Copy out, in full, each line of the data below that contains the word "with".

- **Records shown**:
+--

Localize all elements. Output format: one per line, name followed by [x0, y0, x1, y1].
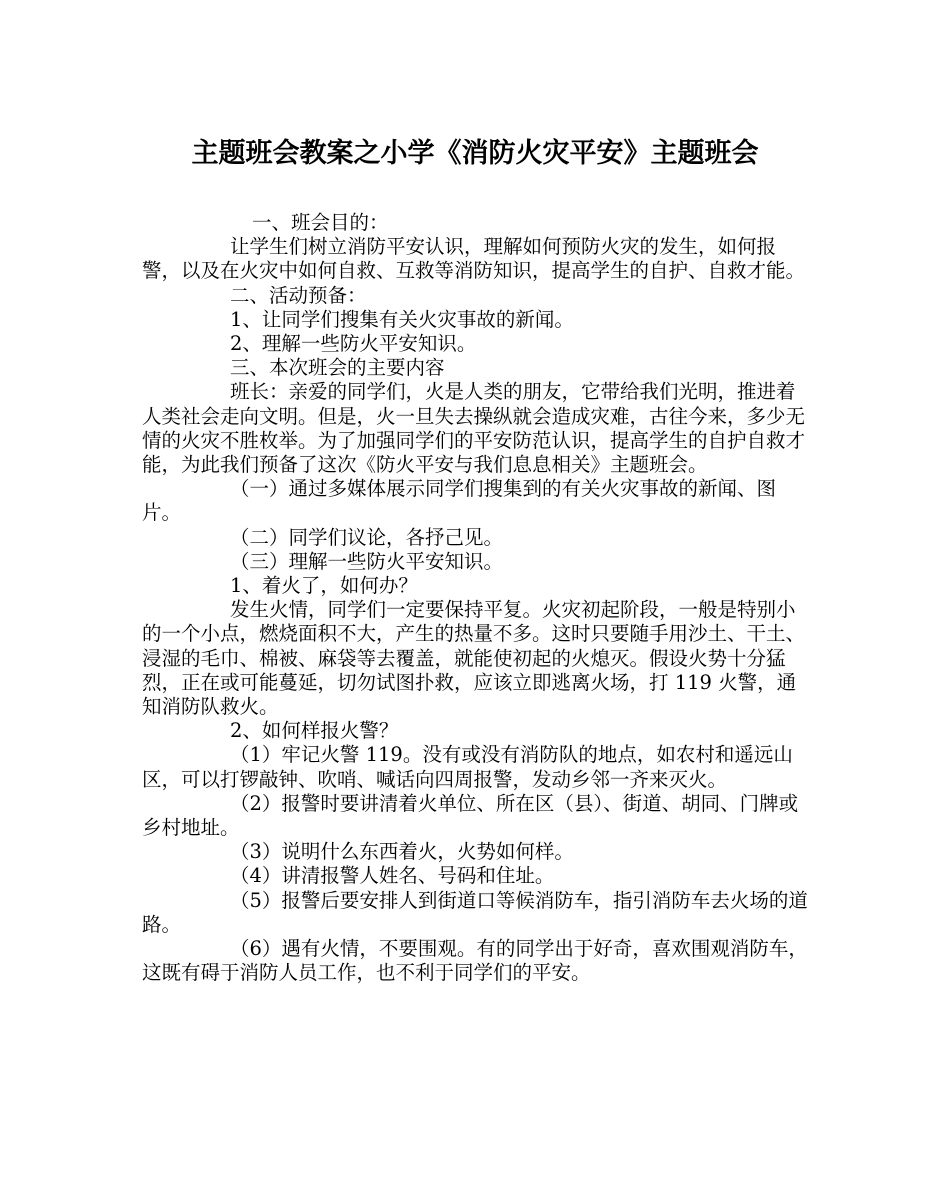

+--

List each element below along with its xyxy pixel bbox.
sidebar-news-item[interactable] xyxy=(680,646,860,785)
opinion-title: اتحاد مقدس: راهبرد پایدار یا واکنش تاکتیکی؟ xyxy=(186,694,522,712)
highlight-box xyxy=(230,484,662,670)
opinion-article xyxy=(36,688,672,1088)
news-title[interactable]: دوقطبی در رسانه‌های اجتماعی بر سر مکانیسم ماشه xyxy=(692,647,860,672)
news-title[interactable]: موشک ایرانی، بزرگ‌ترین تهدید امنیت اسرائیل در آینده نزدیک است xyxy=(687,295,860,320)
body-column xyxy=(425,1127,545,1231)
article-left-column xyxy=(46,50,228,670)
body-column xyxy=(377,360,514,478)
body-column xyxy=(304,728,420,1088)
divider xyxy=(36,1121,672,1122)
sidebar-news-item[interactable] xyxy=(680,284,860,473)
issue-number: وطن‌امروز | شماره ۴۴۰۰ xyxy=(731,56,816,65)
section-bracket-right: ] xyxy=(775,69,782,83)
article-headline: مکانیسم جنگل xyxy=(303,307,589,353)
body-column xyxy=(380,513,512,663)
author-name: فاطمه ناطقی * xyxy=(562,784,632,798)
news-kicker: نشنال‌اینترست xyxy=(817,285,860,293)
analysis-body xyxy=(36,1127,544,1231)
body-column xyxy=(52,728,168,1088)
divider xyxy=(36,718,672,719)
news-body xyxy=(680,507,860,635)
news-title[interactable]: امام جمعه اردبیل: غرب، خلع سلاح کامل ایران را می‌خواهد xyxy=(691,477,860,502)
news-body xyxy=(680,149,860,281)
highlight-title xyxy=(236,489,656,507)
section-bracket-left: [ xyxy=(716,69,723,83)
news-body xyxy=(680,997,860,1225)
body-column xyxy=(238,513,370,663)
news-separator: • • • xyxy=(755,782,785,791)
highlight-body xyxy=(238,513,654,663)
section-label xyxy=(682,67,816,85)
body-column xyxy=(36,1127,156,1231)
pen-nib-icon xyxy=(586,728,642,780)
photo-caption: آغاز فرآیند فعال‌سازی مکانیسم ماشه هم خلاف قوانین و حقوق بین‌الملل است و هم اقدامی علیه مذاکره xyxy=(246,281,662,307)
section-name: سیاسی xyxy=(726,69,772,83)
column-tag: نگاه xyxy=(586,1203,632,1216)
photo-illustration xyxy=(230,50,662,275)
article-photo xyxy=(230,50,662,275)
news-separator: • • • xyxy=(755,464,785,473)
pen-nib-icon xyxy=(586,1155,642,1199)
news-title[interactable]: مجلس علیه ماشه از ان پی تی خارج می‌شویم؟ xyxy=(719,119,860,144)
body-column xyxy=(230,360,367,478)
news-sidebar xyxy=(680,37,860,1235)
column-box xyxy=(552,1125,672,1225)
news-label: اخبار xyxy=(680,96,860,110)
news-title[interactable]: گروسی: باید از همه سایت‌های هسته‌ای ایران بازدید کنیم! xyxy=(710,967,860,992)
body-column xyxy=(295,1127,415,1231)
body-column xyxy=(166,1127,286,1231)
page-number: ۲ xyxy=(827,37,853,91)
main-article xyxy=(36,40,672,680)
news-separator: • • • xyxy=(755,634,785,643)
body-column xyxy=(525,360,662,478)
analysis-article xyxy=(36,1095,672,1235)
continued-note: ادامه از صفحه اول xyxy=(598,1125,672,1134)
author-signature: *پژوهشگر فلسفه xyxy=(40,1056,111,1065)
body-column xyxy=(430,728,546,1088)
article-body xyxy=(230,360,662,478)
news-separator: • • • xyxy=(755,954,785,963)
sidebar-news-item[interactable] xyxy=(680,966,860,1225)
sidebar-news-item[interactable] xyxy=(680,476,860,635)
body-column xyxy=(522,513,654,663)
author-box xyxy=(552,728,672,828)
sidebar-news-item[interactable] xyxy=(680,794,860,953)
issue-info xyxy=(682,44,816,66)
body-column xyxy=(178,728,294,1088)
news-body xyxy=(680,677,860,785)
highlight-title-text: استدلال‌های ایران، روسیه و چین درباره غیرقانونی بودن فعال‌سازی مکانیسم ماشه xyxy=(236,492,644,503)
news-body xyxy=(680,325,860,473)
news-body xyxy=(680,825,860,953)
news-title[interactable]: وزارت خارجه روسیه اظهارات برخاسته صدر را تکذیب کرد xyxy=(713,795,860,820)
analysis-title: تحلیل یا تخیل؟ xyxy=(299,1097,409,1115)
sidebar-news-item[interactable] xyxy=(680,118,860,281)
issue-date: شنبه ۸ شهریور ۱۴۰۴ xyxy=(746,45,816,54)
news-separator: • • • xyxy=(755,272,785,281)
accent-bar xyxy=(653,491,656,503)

+--

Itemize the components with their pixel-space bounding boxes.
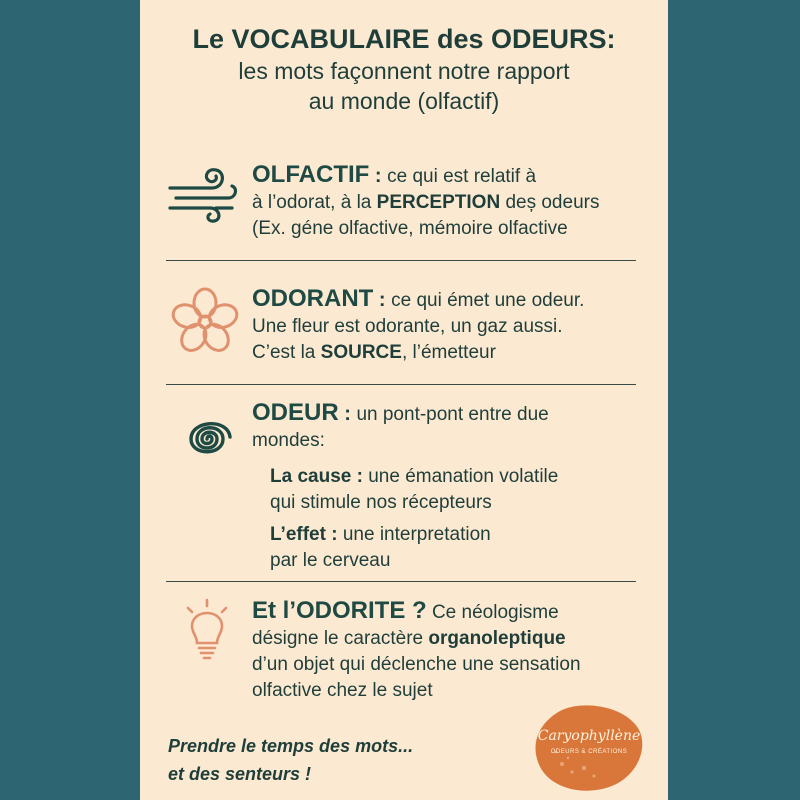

+--

- **Response to the task**:
List each element below along with its xyxy pixel bbox.
Itemize the components with their pixel-space bounding boxes.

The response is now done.